» **Task**:
Could you write out the records below exactly as they appear, leaving out any pictures?

» **Data items**:
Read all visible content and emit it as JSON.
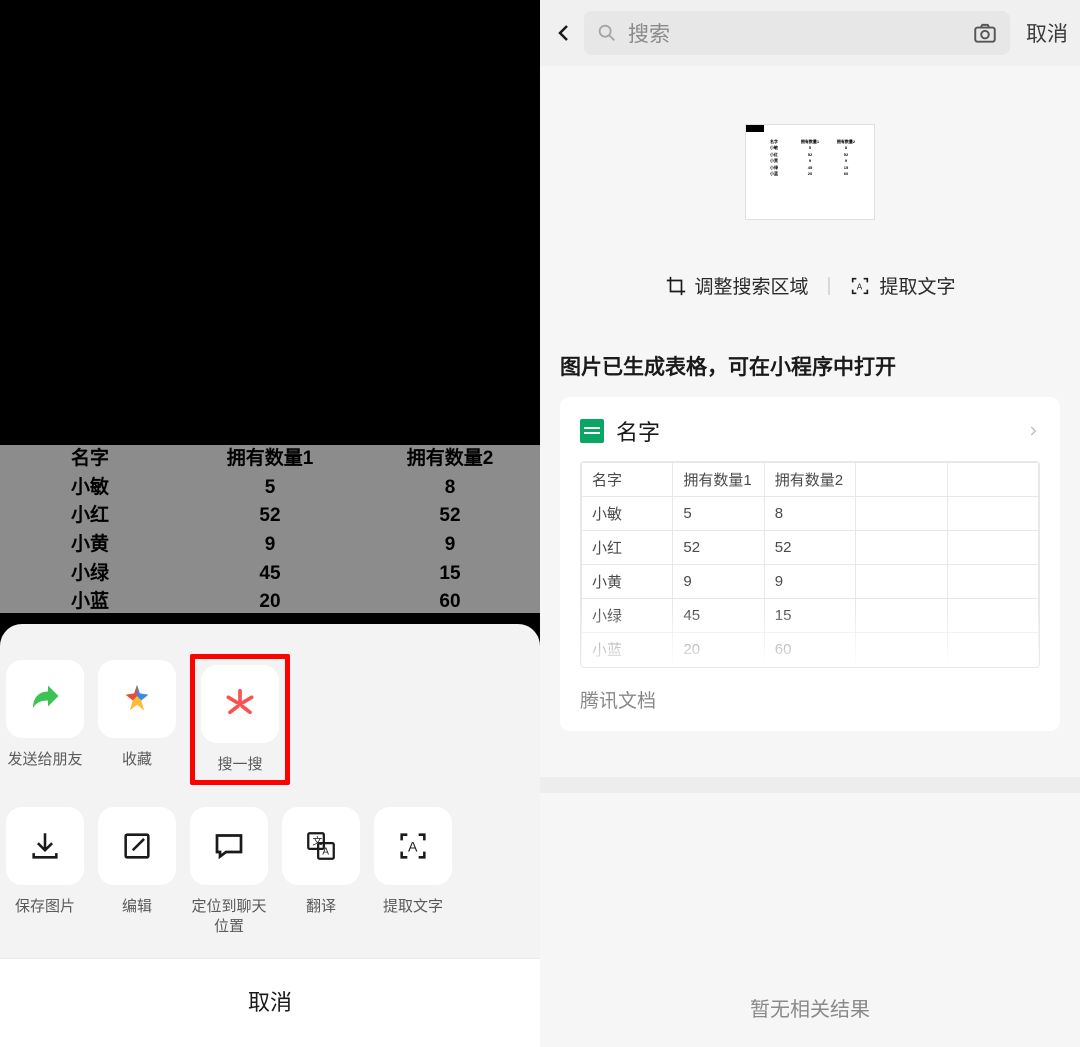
{
  "left": {
    "table": {
      "headers": [
        "名字",
        "拥有数量1",
        "拥有数量2"
      ],
      "rows": [
        [
          "小敏",
          "5",
          "8"
        ],
        [
          "小红",
          "52",
          "52"
        ],
        [
          "小黄",
          "9",
          "9"
        ],
        [
          "小绿",
          "45",
          "15"
        ],
        [
          "小蓝",
          "20",
          "60"
        ]
      ]
    },
    "share": {
      "row1": [
        {
          "label": "发送给朋友",
          "icon": "share-icon"
        },
        {
          "label": "收藏",
          "icon": "favorite-icon"
        },
        {
          "label": "搜一搜",
          "icon": "search-spark-icon"
        }
      ],
      "row2": [
        {
          "label": "保存图片",
          "icon": "download-icon"
        },
        {
          "label": "编辑",
          "icon": "edit-icon"
        },
        {
          "label": "定位到聊天位置",
          "icon": "chat-icon"
        },
        {
          "label": "翻译",
          "icon": "translate-icon"
        },
        {
          "label": "提取文字",
          "icon": "ocr-icon"
        }
      ],
      "cancel": "取消"
    }
  },
  "right": {
    "search_placeholder": "搜索",
    "cancel": "取消",
    "tool_crop": "调整搜索区域",
    "tool_ocr": "提取文字",
    "heading": "图片已生成表格，可在小程序中打开",
    "card_title": "名字",
    "card_foot": "腾讯文档",
    "table": {
      "headers": [
        "名字",
        "拥有数量1",
        "拥有数量2",
        "",
        ""
      ],
      "rows": [
        [
          "小敏",
          "5",
          "8",
          "",
          ""
        ],
        [
          "小红",
          "52",
          "52",
          "",
          ""
        ],
        [
          "小黄",
          "9",
          "9",
          "",
          ""
        ],
        [
          "小绿",
          "45",
          "15",
          "",
          ""
        ],
        [
          "小蓝",
          "20",
          "60",
          "",
          ""
        ]
      ]
    },
    "no_result": "暂无相关结果"
  }
}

» **Expected answer**:
Read all visible content and emit it as JSON.
{
  "left": {
    "table": {
      "headers": [
        "名字",
        "拥有数量1",
        "拥有数量2"
      ],
      "rows": [
        [
          "小敏",
          "5",
          "8"
        ],
        [
          "小红",
          "52",
          "52"
        ],
        [
          "小黄",
          "9",
          "9"
        ],
        [
          "小绿",
          "45",
          "15"
        ],
        [
          "小蓝",
          "20",
          "60"
        ]
      ]
    },
    "share": {
      "row1": [
        {
          "label": "发送给朋友",
          "icon": "share-icon"
        },
        {
          "label": "收藏",
          "icon": "favorite-icon"
        },
        {
          "label": "搜一搜",
          "icon": "search-spark-icon"
        }
      ],
      "row2": [
        {
          "label": "保存图片",
          "icon": "download-icon"
        },
        {
          "label": "编辑",
          "icon": "edit-icon"
        },
        {
          "label": "定位到聊天位置",
          "icon": "chat-icon"
        },
        {
          "label": "翻译",
          "icon": "translate-icon"
        },
        {
          "label": "提取文字",
          "icon": "ocr-icon"
        }
      ],
      "cancel": "取消"
    }
  },
  "right": {
    "search_placeholder": "搜索",
    "cancel": "取消",
    "tool_crop": "调整搜索区域",
    "tool_ocr": "提取文字",
    "heading": "图片已生成表格，可在小程序中打开",
    "card_title": "名字",
    "card_foot": "腾讯文档",
    "table": {
      "headers": [
        "名字",
        "拥有数量1",
        "拥有数量2",
        "",
        ""
      ],
      "rows": [
        [
          "小敏",
          "5",
          "8",
          "",
          ""
        ],
        [
          "小红",
          "52",
          "52",
          "",
          ""
        ],
        [
          "小黄",
          "9",
          "9",
          "",
          ""
        ],
        [
          "小绿",
          "45",
          "15",
          "",
          ""
        ],
        [
          "小蓝",
          "20",
          "60",
          "",
          ""
        ]
      ]
    },
    "no_result": "暂无相关结果"
  }
}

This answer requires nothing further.